GIVEN INSTRUCTION:
Look below and pull out each line with the word "search".

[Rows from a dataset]
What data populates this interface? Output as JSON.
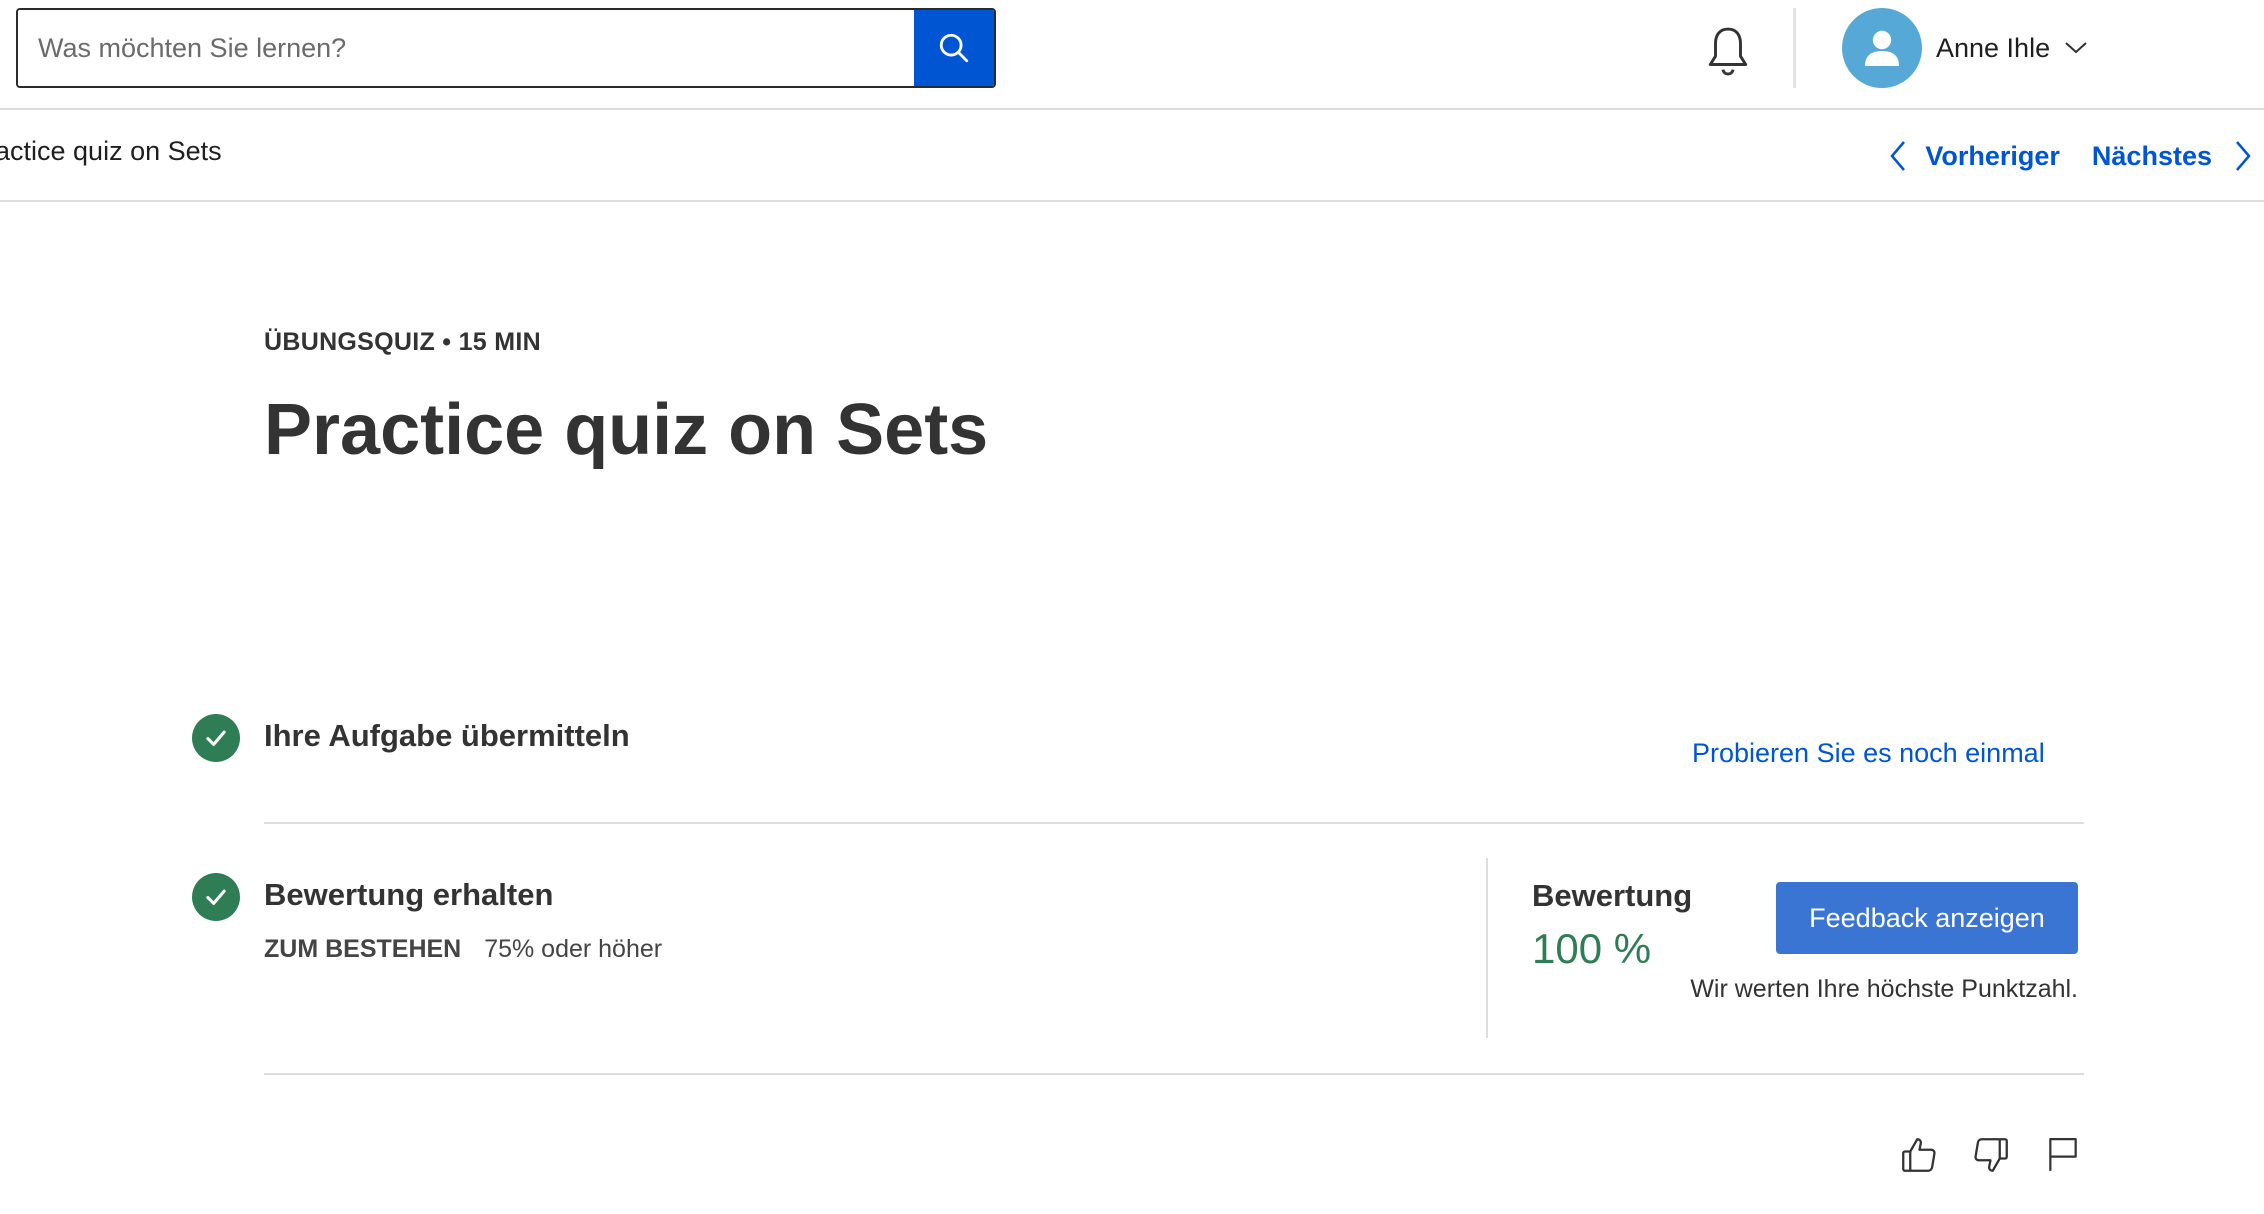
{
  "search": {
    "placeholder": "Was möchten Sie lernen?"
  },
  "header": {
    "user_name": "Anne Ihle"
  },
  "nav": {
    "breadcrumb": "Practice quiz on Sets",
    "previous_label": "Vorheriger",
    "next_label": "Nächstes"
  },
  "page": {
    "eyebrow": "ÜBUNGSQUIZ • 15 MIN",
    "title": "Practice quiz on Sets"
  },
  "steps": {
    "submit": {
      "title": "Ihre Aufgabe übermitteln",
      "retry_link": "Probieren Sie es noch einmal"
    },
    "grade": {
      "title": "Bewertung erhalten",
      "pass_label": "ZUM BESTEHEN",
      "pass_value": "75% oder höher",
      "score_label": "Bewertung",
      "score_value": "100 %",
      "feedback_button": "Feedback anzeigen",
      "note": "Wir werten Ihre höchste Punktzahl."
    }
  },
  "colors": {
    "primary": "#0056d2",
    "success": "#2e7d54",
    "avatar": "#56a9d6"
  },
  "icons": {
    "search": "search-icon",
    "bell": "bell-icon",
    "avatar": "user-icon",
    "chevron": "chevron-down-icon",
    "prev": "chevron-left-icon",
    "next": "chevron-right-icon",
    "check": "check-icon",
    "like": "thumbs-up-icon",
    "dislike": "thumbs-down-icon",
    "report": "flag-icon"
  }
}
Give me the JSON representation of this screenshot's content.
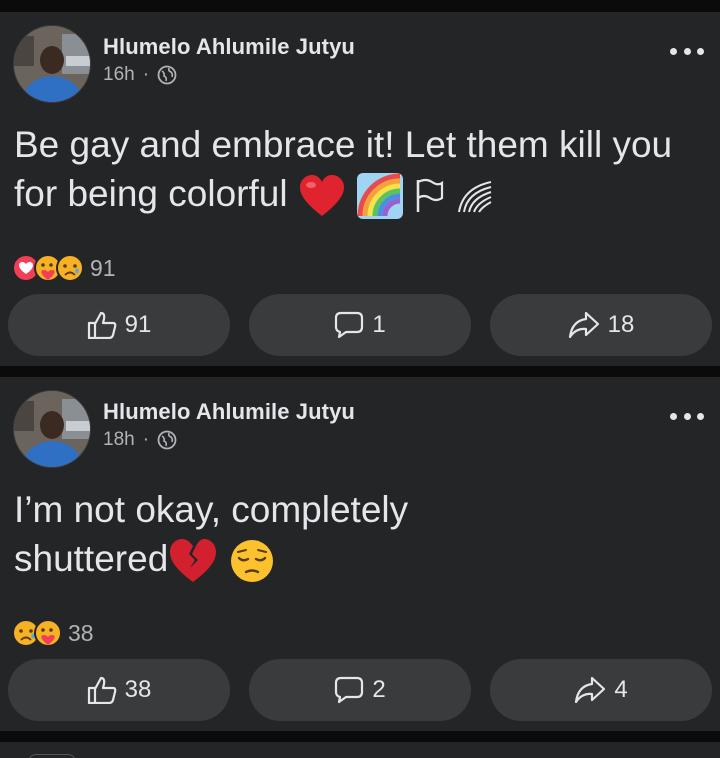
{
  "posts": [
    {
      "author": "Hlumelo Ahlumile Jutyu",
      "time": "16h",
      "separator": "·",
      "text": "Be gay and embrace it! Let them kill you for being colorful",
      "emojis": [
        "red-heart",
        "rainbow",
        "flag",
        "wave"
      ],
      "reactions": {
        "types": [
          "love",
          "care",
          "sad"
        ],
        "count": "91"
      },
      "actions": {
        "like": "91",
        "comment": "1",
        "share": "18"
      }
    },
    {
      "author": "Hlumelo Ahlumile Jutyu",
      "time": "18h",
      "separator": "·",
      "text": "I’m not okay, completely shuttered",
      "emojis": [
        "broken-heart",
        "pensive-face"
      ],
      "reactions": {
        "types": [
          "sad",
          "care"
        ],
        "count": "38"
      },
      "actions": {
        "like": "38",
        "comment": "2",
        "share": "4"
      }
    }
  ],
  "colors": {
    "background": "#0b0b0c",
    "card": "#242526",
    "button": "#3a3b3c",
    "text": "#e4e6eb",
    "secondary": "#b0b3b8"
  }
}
==
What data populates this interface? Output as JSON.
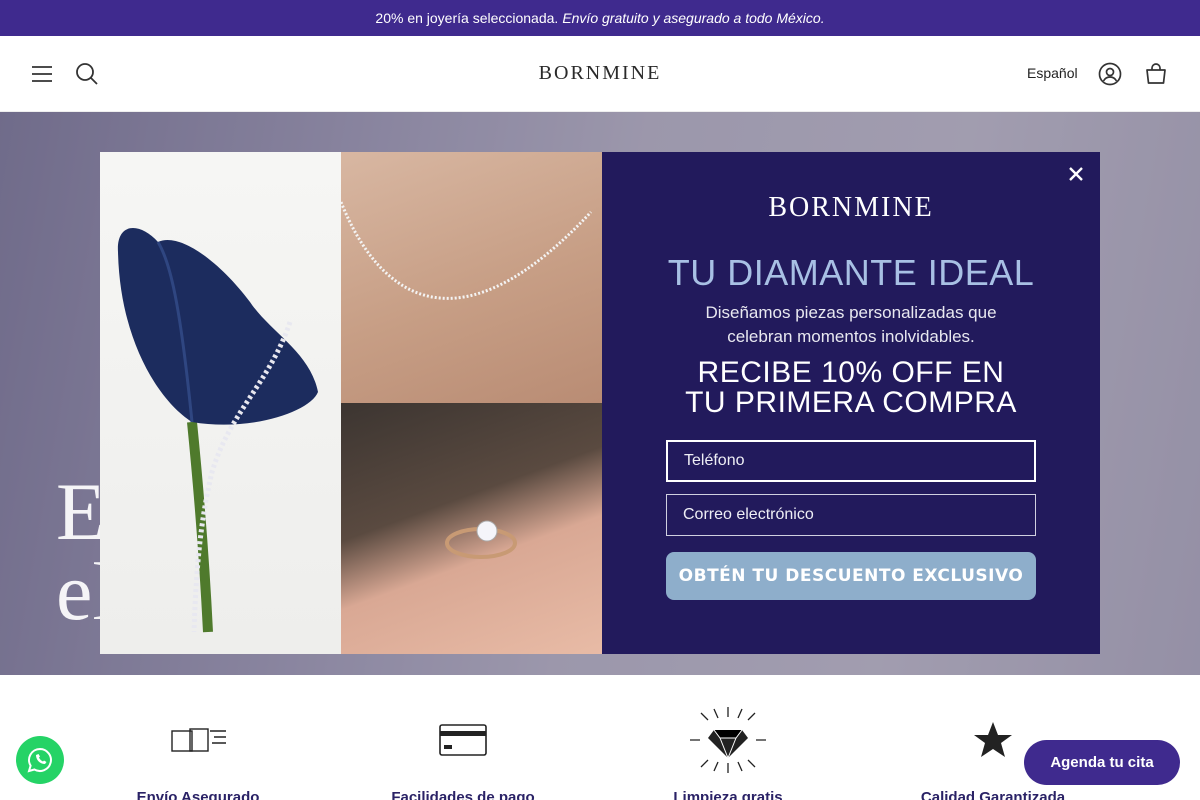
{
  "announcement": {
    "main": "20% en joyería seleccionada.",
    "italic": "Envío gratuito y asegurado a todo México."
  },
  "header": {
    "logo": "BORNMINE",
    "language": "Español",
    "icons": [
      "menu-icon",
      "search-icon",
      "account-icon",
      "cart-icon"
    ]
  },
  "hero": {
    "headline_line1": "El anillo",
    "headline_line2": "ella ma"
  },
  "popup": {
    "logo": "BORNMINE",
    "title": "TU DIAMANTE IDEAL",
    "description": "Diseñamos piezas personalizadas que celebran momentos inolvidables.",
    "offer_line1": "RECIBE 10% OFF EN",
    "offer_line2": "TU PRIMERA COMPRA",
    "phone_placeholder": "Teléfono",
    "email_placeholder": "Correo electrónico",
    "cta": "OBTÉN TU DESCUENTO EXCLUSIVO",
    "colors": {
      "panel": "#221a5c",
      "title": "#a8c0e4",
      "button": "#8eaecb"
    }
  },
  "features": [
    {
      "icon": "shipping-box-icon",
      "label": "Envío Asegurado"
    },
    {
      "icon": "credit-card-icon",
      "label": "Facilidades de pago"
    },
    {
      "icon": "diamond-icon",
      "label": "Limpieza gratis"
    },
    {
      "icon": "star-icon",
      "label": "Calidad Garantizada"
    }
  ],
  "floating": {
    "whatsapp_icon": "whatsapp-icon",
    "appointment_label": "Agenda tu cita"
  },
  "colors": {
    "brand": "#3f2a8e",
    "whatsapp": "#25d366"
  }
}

WORKED SOLUTION:
  "search": {
    "search": "search-icon",
      "search-icon",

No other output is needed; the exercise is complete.